= Given instruction =
Each line containing the word "this" should be found and copied.

=== Extracted records ===

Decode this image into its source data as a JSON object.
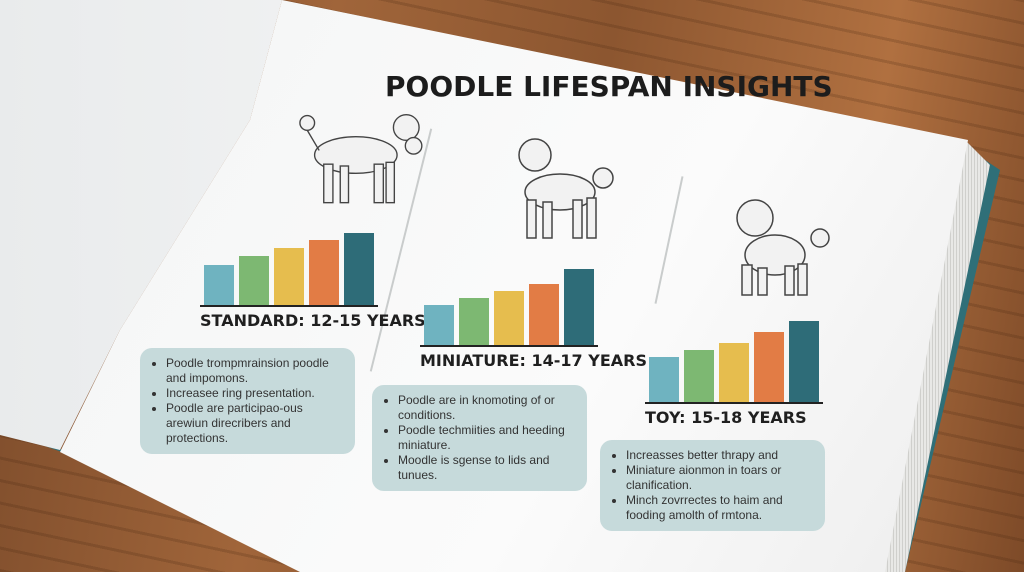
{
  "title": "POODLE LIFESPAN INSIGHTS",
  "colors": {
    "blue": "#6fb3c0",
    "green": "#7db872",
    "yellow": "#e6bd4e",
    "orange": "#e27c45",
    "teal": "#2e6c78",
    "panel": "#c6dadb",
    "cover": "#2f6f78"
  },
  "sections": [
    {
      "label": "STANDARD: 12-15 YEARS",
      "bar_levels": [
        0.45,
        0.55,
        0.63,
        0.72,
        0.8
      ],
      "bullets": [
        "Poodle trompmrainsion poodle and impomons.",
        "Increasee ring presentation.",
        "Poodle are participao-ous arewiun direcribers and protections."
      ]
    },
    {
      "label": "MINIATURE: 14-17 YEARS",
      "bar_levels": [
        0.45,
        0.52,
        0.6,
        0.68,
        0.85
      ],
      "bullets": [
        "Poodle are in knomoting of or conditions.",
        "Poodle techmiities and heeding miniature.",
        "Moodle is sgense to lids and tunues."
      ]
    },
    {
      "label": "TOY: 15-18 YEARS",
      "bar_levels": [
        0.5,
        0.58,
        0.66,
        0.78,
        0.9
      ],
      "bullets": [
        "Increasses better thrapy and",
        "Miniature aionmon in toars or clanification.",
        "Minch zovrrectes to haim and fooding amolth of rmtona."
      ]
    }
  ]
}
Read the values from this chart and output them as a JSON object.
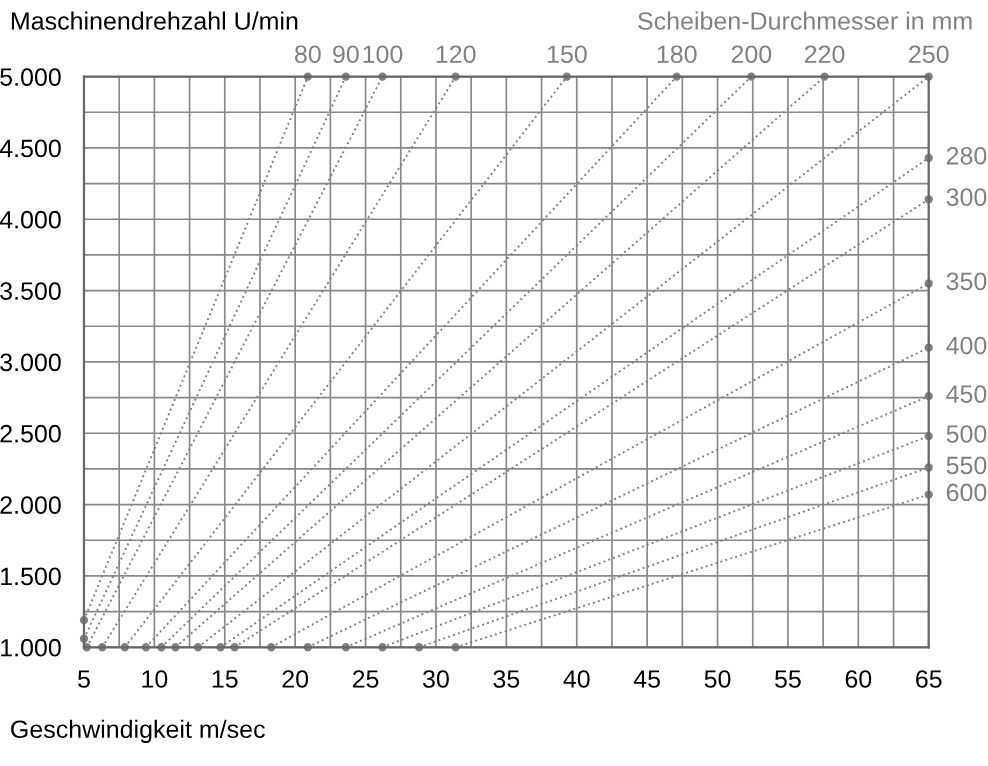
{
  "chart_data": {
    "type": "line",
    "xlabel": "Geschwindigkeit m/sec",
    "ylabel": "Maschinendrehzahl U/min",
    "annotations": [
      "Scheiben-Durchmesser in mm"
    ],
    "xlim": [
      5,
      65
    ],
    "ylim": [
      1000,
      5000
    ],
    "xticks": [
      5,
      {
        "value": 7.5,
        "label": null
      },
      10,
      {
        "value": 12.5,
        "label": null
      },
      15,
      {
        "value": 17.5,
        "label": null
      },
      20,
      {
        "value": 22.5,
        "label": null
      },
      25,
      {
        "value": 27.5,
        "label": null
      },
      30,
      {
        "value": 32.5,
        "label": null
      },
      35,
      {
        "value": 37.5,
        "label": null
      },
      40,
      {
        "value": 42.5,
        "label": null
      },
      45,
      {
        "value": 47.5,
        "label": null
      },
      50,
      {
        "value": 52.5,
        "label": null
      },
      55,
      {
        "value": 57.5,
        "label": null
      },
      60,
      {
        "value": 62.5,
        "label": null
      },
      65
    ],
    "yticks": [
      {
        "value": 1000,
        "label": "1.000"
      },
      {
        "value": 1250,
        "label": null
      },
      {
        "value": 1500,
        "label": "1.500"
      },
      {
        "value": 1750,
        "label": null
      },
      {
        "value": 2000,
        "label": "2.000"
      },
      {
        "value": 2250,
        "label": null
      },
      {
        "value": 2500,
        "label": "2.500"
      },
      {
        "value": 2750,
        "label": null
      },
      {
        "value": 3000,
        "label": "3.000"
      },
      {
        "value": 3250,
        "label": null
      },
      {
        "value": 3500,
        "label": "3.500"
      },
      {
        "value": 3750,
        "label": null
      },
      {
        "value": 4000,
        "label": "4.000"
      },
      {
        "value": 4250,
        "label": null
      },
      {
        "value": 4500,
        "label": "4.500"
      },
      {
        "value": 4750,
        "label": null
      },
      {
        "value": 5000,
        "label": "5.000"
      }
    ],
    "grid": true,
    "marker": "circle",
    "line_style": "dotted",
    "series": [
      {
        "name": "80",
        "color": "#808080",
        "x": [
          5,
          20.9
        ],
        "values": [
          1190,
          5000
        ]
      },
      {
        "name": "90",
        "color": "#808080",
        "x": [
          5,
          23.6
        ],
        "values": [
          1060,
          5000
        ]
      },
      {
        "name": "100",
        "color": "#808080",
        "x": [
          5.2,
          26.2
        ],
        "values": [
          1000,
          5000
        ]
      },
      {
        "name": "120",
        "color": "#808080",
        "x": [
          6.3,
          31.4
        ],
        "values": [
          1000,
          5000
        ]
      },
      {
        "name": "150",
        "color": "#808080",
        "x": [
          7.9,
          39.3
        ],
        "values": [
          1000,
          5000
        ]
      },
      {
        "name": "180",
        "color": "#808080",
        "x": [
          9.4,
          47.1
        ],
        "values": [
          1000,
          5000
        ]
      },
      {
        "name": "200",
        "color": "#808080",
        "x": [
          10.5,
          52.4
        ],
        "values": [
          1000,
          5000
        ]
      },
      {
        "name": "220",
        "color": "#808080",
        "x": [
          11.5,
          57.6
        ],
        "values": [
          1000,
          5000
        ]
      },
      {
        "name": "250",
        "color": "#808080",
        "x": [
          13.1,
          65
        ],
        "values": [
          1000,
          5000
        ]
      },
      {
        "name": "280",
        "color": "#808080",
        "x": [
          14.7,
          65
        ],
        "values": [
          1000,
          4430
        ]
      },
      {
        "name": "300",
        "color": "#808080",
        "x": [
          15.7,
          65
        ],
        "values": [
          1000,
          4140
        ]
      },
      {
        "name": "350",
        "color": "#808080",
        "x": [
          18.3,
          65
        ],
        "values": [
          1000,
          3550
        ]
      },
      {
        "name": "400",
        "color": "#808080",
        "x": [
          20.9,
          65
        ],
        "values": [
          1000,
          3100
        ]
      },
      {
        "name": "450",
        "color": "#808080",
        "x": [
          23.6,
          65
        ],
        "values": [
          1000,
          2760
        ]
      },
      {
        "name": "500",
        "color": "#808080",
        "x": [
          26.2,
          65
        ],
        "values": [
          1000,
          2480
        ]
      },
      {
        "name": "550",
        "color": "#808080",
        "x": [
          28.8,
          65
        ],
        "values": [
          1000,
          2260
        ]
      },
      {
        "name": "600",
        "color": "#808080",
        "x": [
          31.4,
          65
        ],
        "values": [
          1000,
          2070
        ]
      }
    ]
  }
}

===
=== Extracted records ===

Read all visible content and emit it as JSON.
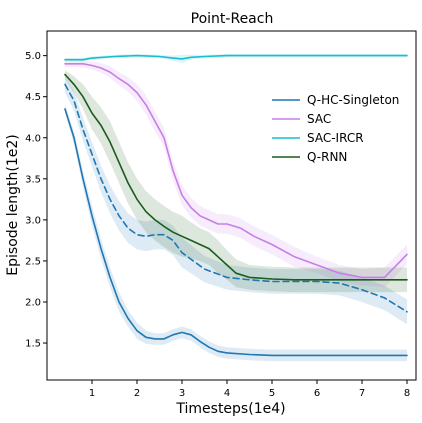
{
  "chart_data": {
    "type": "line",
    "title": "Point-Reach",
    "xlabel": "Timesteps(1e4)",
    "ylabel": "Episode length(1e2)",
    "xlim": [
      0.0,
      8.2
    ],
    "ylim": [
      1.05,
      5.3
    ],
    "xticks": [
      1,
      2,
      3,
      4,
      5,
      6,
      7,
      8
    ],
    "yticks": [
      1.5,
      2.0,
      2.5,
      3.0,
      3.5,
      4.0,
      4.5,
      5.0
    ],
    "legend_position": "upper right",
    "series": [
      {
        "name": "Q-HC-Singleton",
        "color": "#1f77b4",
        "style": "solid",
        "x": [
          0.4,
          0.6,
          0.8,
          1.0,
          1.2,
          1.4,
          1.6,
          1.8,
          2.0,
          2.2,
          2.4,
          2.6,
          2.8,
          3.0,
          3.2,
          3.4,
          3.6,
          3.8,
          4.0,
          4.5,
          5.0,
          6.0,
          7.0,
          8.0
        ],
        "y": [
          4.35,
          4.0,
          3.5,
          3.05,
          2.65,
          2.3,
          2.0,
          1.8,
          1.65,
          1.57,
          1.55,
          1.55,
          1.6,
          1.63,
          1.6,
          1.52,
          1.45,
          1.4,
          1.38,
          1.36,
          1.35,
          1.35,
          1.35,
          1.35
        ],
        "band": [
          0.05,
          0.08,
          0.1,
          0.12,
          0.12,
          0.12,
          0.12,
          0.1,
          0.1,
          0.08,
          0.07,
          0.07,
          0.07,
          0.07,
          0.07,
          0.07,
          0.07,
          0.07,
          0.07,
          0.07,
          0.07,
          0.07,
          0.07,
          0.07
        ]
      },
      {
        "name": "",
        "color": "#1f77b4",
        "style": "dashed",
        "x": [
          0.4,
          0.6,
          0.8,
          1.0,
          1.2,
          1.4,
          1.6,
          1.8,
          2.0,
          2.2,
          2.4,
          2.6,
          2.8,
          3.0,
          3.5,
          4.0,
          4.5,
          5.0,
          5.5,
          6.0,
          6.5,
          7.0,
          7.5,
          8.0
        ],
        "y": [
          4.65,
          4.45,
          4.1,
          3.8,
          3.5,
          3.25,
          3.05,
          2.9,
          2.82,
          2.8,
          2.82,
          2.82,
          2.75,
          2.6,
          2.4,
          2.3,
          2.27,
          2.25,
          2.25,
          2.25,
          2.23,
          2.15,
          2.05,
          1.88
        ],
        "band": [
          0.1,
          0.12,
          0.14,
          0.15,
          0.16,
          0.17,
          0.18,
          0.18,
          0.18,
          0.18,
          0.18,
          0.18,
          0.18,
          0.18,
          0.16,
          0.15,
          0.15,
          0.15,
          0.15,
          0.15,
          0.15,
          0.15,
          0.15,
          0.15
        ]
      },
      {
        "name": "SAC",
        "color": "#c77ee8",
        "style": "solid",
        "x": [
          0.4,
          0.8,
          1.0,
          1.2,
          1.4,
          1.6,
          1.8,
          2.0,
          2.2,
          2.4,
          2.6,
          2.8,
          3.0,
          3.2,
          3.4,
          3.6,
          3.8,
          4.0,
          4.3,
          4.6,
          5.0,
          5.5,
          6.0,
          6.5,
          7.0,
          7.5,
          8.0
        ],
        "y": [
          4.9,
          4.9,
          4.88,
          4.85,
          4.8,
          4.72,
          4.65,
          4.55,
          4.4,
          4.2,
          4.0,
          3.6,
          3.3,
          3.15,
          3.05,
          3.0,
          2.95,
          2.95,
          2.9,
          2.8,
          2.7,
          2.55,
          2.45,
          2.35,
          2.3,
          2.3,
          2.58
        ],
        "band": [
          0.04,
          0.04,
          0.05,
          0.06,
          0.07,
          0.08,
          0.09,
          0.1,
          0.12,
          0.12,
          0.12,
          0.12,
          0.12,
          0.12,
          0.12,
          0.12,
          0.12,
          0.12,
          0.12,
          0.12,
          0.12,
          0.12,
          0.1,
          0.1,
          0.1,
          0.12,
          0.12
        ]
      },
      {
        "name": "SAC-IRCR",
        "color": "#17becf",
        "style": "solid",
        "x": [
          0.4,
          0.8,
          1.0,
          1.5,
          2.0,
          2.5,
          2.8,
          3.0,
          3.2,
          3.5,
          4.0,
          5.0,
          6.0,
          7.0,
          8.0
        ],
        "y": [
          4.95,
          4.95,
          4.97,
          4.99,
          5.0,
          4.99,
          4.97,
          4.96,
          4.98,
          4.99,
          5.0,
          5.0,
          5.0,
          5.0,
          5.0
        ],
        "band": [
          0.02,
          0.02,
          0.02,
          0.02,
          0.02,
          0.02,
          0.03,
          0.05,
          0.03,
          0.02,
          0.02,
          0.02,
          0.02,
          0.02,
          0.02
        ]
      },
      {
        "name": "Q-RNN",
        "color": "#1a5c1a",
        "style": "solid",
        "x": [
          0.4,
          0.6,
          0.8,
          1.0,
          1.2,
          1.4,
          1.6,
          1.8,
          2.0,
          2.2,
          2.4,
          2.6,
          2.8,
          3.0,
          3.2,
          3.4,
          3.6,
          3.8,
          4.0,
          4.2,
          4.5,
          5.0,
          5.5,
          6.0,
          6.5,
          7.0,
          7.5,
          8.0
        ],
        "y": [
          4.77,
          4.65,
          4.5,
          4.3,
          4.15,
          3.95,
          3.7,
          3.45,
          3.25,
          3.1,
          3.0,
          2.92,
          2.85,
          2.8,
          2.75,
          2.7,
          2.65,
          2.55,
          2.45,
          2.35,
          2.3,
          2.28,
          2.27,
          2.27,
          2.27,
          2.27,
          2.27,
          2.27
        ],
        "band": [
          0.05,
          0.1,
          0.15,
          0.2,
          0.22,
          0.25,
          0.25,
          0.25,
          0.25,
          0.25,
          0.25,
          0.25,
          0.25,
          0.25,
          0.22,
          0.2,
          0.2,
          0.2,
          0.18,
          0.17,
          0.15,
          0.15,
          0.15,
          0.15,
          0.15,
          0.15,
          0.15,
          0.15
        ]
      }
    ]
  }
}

===

= Solved problem =
Decode this image into its source data as a JSON object.
Read the values from this chart and output them as a JSON object.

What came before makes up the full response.